Work request: An exact copy of every record is the required answer.
================
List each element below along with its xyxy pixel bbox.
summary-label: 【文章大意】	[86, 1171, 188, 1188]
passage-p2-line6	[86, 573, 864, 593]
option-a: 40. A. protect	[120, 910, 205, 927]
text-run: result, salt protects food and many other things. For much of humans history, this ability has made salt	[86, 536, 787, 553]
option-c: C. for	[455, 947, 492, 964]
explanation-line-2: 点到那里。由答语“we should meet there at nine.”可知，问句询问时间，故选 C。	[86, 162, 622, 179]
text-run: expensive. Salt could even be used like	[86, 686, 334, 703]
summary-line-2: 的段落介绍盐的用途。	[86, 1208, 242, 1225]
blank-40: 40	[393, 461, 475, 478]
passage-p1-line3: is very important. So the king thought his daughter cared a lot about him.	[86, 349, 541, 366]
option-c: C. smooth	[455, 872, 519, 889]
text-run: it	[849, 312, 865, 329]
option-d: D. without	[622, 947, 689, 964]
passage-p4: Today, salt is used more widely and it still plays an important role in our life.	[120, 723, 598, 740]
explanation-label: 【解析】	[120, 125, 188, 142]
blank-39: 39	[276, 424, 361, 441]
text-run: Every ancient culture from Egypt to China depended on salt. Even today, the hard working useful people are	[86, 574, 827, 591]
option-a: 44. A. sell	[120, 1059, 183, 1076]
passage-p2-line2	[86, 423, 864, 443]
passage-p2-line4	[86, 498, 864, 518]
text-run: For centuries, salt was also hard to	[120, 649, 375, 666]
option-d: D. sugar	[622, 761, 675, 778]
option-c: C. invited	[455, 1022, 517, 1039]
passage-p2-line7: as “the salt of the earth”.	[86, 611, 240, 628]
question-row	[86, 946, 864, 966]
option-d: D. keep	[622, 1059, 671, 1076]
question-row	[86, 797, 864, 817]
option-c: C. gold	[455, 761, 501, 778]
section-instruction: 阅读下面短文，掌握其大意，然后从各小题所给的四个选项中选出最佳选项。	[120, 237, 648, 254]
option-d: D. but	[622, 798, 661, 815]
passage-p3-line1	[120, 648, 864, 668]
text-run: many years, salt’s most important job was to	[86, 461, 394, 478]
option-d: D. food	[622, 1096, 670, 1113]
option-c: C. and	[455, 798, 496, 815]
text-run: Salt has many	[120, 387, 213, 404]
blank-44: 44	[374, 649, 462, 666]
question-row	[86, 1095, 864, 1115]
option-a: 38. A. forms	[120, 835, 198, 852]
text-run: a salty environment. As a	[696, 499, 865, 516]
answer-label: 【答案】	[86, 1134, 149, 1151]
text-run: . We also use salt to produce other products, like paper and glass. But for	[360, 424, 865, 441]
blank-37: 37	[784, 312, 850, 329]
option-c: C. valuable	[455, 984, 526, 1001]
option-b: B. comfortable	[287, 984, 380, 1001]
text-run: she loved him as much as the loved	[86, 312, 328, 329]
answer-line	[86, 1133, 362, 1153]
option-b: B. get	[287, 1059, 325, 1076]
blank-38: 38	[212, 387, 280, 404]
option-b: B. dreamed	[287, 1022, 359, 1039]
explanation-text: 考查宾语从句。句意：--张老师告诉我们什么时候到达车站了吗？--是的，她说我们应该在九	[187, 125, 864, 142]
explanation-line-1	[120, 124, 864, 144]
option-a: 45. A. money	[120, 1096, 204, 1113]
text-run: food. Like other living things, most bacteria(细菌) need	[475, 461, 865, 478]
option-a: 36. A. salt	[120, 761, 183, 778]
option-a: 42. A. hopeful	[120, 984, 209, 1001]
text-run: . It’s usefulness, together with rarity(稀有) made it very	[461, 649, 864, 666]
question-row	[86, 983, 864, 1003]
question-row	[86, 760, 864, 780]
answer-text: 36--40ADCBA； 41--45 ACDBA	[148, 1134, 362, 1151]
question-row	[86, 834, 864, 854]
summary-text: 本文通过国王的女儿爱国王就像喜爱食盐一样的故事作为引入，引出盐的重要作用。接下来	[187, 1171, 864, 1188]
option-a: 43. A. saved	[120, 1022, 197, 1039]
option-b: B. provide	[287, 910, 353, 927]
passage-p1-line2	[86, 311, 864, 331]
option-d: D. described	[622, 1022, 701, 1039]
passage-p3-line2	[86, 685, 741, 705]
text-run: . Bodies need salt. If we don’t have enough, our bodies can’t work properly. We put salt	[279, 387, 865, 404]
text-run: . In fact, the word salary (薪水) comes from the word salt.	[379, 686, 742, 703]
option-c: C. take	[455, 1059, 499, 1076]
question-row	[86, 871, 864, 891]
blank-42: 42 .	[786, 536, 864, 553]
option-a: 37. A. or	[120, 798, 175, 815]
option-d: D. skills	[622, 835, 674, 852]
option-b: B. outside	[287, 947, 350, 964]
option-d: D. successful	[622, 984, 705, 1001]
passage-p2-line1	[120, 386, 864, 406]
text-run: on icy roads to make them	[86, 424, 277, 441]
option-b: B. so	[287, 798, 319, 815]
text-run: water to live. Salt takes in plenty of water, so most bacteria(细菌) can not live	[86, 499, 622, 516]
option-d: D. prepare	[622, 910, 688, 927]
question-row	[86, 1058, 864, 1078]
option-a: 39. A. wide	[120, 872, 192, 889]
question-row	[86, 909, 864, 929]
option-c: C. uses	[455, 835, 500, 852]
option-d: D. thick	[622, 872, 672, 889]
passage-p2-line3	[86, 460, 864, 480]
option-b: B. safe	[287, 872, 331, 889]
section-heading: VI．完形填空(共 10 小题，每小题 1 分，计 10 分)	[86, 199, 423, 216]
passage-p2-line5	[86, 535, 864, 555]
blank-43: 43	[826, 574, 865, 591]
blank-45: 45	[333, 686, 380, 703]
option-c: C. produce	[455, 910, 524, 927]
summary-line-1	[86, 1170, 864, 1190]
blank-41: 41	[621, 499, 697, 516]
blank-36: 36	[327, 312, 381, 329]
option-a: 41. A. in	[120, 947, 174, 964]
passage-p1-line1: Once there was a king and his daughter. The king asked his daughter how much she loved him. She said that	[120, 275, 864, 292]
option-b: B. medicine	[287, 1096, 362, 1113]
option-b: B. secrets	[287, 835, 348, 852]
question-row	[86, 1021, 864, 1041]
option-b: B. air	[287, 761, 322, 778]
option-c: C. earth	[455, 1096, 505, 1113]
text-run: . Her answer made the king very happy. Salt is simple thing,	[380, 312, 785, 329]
================
Task response:
List each element below along with its xyxy pixel bbox.
summary-label: 【文章大意】	[86, 1171, 188, 1188]
passage-p2-line6	[86, 573, 864, 593]
option-a: 40. A. protect	[120, 910, 205, 927]
text-run: result, salt protects food and many other things. For much of humans history, this ability has made salt	[86, 536, 787, 553]
option-c: C. for	[455, 947, 492, 964]
explanation-line-2: 点到那里。由答语“we should meet there at nine.”可知，问句询问时间，故选 C。	[86, 162, 622, 179]
text-run: expensive. Salt could even be used like	[86, 686, 334, 703]
summary-line-2: 的段落介绍盐的用途。	[86, 1208, 242, 1225]
blank-40: 40	[393, 461, 475, 478]
passage-p1-line3: is very important. So the king thought his daughter cared a lot about him.	[86, 349, 541, 366]
option-c: C. smooth	[455, 872, 519, 889]
text-run: it	[849, 312, 865, 329]
option-d: D. without	[622, 947, 689, 964]
passage-p4: Today, salt is used more widely and it still plays an important role in our life.	[120, 723, 598, 740]
explanation-label: 【解析】	[120, 125, 188, 142]
blank-39: 39	[276, 424, 361, 441]
text-run: Every ancient culture from Egypt to China depended on salt. Even today, the hard working useful people are	[86, 574, 827, 591]
option-a: 44. A. sell	[120, 1059, 183, 1076]
passage-p2-line2	[86, 423, 864, 443]
passage-p2-line4	[86, 498, 864, 518]
text-run: For centuries, salt was also hard to	[120, 649, 375, 666]
option-d: D. sugar	[622, 761, 675, 778]
option-c: C. invited	[455, 1022, 517, 1039]
passage-p2-line7: as “the salt of the earth”.	[86, 611, 240, 628]
question-row	[86, 946, 864, 966]
option-d: D. keep	[622, 1059, 671, 1076]
question-row	[86, 797, 864, 817]
option-c: C. gold	[455, 761, 501, 778]
section-instruction: 阅读下面短文，掌握其大意，然后从各小题所给的四个选项中选出最佳选项。	[120, 237, 648, 254]
option-d: D. but	[622, 798, 661, 815]
passage-p3-line1	[120, 648, 864, 668]
text-run: many years, salt’s most important job was to	[86, 461, 394, 478]
option-d: D. food	[622, 1096, 670, 1113]
option-c: C. and	[455, 798, 496, 815]
text-run: Salt has many	[120, 387, 213, 404]
blank-44: 44	[374, 649, 462, 666]
question-row	[86, 1095, 864, 1115]
option-a: 38. A. forms	[120, 835, 198, 852]
text-run: a salty environment. As a	[696, 499, 865, 516]
answer-label: 【答案】	[86, 1134, 149, 1151]
text-run: . We also use salt to produce other products, like paper and glass. But for	[360, 424, 865, 441]
blank-37: 37	[784, 312, 850, 329]
option-c: C. valuable	[455, 984, 526, 1001]
option-b: B. comfortable	[287, 984, 380, 1001]
text-run: she loved him as much as the loved	[86, 312, 328, 329]
answer-line	[86, 1133, 362, 1153]
option-b: B. get	[287, 1059, 325, 1076]
blank-38: 38	[212, 387, 280, 404]
option-b: B. dreamed	[287, 1022, 359, 1039]
explanation-text: 考查宾语从句。句意：--张老师告诉我们什么时候到达车站了吗？--是的，她说我们应该在九	[187, 125, 864, 142]
explanation-line-1	[120, 124, 864, 144]
option-a: 45. A. money	[120, 1096, 204, 1113]
text-run: food. Like other living things, most bacteria(细菌) need	[475, 461, 865, 478]
option-a: 36. A. salt	[120, 761, 183, 778]
option-a: 42. A. hopeful	[120, 984, 209, 1001]
text-run: . It’s usefulness, together with rarity(稀有) made it very	[461, 649, 864, 666]
question-row	[86, 983, 864, 1003]
question-row	[86, 760, 864, 780]
answer-text: 36--40ADCBA； 41--45 ACDBA	[148, 1134, 362, 1151]
question-row	[86, 834, 864, 854]
summary-text: 本文通过国王的女儿爱国王就像喜爱食盐一样的故事作为引入，引出盐的重要作用。接下来	[187, 1171, 864, 1188]
option-a: 43. A. saved	[120, 1022, 197, 1039]
option-b: B. provide	[287, 910, 353, 927]
passage-p1-line2	[86, 311, 864, 331]
option-d: D. described	[622, 1022, 701, 1039]
passage-p3-line2	[86, 685, 741, 705]
text-run: . Bodies need salt. If we don’t have enough, our bodies can’t work properly. We put salt	[279, 387, 865, 404]
text-run: . In fact, the word salary (薪水) comes from the word salt.	[379, 686, 742, 703]
option-c: C. take	[455, 1059, 499, 1076]
question-row	[86, 871, 864, 891]
blank-42: 42 .	[786, 536, 864, 553]
option-a: 37. A. or	[120, 798, 175, 815]
option-d: D. skills	[622, 835, 674, 852]
option-b: B. outside	[287, 947, 350, 964]
option-d: D. successful	[622, 984, 705, 1001]
passage-p2-line1	[120, 386, 864, 406]
text-run: on icy roads to make them	[86, 424, 277, 441]
option-b: B. so	[287, 798, 319, 815]
text-run: water to live. Salt takes in plenty of water, so most bacteria(细菌) can not live	[86, 499, 622, 516]
option-d: D. prepare	[622, 910, 688, 927]
question-row	[86, 1058, 864, 1078]
option-a: 39. A. wide	[120, 872, 192, 889]
question-row	[86, 909, 864, 929]
option-c: C. uses	[455, 835, 500, 852]
option-d: D. thick	[622, 872, 672, 889]
passage-p2-line3	[86, 460, 864, 480]
option-b: B. safe	[287, 872, 331, 889]
section-heading: VI．完形填空(共 10 小题，每小题 1 分，计 10 分)	[86, 199, 423, 216]
passage-p2-line5	[86, 535, 864, 555]
blank-43: 43	[826, 574, 865, 591]
blank-45: 45	[333, 686, 380, 703]
option-c: C. produce	[455, 910, 524, 927]
summary-line-1	[86, 1170, 864, 1190]
blank-41: 41	[621, 499, 697, 516]
blank-36: 36	[327, 312, 381, 329]
option-a: 41. A. in	[120, 947, 174, 964]
passage-p1-line1: Once there was a king and his daughter. The king asked his daughter how much she loved him. She said that	[120, 275, 864, 292]
option-b: B. medicine	[287, 1096, 362, 1113]
option-b: B. secrets	[287, 835, 348, 852]
question-row	[86, 1021, 864, 1041]
option-b: B. air	[287, 761, 322, 778]
option-c: C. earth	[455, 1096, 505, 1113]
text-run: . Her answer made the king very happy. Salt is simple thing,	[380, 312, 785, 329]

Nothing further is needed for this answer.